Scan the lines below for the string "AMERICA" and copy every one that has it.

= Part of a data file =
start
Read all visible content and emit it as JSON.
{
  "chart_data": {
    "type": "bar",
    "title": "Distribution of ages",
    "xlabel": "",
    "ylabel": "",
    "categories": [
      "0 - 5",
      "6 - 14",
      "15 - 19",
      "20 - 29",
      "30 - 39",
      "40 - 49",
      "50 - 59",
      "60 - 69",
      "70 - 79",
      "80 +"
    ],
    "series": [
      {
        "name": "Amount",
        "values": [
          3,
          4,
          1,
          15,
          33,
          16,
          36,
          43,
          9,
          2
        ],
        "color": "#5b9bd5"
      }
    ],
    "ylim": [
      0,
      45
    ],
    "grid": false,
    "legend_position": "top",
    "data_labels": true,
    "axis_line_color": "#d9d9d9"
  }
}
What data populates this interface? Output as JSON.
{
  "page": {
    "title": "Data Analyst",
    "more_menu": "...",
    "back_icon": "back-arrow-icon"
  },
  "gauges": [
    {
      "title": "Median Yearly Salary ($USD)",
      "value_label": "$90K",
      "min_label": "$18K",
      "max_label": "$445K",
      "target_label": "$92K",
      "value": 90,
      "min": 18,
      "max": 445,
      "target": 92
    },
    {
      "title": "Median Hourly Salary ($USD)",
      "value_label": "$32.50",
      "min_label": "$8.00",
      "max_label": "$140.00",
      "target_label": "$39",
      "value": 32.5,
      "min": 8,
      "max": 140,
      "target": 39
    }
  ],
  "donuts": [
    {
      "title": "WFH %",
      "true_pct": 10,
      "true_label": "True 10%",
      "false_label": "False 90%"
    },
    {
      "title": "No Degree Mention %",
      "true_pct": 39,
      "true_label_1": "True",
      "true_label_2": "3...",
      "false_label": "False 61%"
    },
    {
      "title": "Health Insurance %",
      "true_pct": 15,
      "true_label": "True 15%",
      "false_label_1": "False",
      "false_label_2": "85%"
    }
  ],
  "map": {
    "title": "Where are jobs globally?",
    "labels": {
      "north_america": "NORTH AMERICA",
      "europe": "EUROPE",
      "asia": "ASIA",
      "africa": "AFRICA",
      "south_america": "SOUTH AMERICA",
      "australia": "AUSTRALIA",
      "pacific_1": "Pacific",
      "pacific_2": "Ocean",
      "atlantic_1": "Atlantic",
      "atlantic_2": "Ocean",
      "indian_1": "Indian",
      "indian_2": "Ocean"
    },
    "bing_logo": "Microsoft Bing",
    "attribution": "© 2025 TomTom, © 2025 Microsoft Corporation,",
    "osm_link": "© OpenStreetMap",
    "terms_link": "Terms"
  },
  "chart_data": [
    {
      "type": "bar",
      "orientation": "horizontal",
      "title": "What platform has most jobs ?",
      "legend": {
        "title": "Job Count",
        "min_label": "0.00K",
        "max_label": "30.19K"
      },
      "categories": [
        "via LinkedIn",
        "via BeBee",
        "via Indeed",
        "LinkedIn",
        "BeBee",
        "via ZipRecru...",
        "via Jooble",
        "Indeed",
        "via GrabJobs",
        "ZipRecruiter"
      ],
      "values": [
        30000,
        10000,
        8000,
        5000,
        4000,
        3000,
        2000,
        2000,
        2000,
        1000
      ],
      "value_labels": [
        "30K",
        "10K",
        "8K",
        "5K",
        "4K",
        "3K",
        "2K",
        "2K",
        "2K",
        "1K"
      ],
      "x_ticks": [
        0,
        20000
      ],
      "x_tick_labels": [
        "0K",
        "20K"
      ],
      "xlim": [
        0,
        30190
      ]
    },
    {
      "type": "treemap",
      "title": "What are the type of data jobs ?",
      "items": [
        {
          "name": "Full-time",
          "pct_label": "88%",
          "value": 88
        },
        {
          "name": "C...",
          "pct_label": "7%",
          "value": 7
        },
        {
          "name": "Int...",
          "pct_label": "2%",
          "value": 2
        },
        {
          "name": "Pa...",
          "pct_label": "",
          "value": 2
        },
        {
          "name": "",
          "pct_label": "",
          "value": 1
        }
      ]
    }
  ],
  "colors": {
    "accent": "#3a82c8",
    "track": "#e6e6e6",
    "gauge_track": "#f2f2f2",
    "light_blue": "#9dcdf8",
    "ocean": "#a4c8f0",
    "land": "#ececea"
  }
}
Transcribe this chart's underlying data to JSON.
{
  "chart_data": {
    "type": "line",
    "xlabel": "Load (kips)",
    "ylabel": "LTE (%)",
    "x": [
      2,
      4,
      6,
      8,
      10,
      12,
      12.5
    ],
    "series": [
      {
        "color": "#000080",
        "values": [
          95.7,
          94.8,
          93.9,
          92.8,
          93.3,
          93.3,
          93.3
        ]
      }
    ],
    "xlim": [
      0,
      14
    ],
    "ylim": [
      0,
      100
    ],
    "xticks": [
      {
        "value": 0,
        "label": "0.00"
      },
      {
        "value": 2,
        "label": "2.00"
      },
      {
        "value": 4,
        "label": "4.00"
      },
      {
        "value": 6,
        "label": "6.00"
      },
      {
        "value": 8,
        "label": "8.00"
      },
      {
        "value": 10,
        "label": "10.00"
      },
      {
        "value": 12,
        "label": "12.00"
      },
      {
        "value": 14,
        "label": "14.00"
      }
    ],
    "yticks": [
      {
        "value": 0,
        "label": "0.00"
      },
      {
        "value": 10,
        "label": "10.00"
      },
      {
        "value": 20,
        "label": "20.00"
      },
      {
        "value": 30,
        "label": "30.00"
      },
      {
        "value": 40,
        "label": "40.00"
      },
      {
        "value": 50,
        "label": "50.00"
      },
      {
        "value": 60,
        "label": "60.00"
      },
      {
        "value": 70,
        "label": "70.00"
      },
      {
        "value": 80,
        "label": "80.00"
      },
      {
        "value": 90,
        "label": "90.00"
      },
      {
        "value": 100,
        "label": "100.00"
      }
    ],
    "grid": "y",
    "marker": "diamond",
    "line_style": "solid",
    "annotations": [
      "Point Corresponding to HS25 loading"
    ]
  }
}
end
= Complete response =
      "north_america": "NORTH AMERICA",
      "south_america": "SOUTH AMERICA",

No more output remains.